Stated task | Write out the full set of records below exactly.
↓
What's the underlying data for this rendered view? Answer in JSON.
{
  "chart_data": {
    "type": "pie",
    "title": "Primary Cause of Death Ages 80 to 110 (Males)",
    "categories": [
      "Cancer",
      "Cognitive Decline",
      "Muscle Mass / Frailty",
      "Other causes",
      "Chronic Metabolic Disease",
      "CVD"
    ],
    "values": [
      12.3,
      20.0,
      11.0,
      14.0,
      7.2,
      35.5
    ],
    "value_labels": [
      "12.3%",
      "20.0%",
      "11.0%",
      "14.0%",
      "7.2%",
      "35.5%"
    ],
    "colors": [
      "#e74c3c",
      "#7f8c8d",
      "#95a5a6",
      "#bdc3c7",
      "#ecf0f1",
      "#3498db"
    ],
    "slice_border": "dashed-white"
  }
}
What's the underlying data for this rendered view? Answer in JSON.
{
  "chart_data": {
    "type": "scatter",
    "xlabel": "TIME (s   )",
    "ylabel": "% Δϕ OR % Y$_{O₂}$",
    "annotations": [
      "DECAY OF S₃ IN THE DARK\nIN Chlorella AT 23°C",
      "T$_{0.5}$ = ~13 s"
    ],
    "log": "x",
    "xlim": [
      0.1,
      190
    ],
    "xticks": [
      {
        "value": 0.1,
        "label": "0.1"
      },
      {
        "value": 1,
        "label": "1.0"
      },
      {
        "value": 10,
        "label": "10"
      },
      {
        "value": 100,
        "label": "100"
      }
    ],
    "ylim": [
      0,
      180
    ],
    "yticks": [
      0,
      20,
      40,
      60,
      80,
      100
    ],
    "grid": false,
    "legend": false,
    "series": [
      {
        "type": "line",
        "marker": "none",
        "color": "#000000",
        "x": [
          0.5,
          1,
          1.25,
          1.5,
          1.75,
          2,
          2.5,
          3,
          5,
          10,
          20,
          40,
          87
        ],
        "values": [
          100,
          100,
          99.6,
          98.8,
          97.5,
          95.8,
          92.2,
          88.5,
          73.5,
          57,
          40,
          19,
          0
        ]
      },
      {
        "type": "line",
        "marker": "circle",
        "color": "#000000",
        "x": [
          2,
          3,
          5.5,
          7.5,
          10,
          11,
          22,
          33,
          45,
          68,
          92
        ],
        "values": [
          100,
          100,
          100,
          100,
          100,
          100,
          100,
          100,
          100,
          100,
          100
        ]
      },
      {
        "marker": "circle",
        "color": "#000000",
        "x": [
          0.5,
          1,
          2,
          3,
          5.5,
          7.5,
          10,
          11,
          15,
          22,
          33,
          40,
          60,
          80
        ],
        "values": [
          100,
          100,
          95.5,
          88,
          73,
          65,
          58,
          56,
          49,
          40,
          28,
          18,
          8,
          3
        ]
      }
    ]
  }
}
↑
Result of this task |
What's the underlying data for this rendered view? Answer in JSON.
{
  "chart_data": {
    "type": "pie",
    "title": "Primary Cause of Death Ages 80 to 110 (Males)",
    "categories": [
      "Cancer",
      "Cognitive Decline",
      "Muscle Mass / Frailty",
      "Other causes",
      "Chronic Metabolic Disease",
      "CVD"
    ],
    "values": [
      12.3,
      20.0,
      11.0,
      14.0,
      7.2,
      35.5
    ],
    "value_labels": [
      "12.3%",
      "20.0%",
      "11.0%",
      "14.0%",
      "7.2%",
      "35.5%"
    ],
    "colors": [
      "#e74c3c",
      "#7f8c8d",
      "#95a5a6",
      "#bdc3c7",
      "#ecf0f1",
      "#3498db"
    ],
    "slice_border": "dashed-white"
  }
}
What's the underlying data for this rendered view? Answer in JSON.
{
  "chart_data": {
    "type": "scatter",
    "xlabel": "TIME (s   )",
    "ylabel": "% Δϕ OR % Y$_{O₂}$",
    "annotations": [
      "DECAY OF S₃ IN THE DARK\nIN Chlorella AT 23°C",
      "T$_{0.5}$ = ~13 s"
    ],
    "log": "x",
    "xlim": [
      0.1,
      190
    ],
    "xticks": [
      {
        "value": 0.1,
        "label": "0.1"
      },
      {
        "value": 1,
        "label": "1.0"
      },
      {
        "value": 10,
        "label": "10"
      },
      {
        "value": 100,
        "label": "100"
      }
    ],
    "ylim": [
      0,
      180
    ],
    "yticks": [
      0,
      20,
      40,
      60,
      80,
      100
    ],
    "grid": false,
    "legend": false,
    "series": [
      {
        "type": "line",
        "marker": "none",
        "color": "#000000",
        "x": [
          0.5,
          1,
          1.25,
          1.5,
          1.75,
          2,
          2.5,
          3,
          5,
          10,
          20,
          40,
          87
        ],
        "values": [
          100,
          100,
          99.6,
          98.8,
          97.5,
          95.8,
          92.2,
          88.5,
          73.5,
          57,
          40,
          19,
          0
        ]
      },
      {
        "type": "line",
        "marker": "circle",
        "color": "#000000",
        "x": [
          2,
          3,
          5.5,
          7.5,
          10,
          11,
          22,
          33,
          45,
          68,
          92
        ],
        "values": [
          100,
          100,
          100,
          100,
          100,
          100,
          100,
          100,
          100,
          100,
          100
        ]
      },
      {
        "marker": "circle",
        "color": "#000000",
        "x": [
          0.5,
          1,
          2,
          3,
          5.5,
          7.5,
          10,
          11,
          15,
          22,
          33,
          40,
          60,
          80
        ],
        "values": [
          100,
          100,
          95.5,
          88,
          73,
          65,
          58,
          56,
          49,
          40,
          28,
          18,
          8,
          3
        ]
      }
    ]
  }
}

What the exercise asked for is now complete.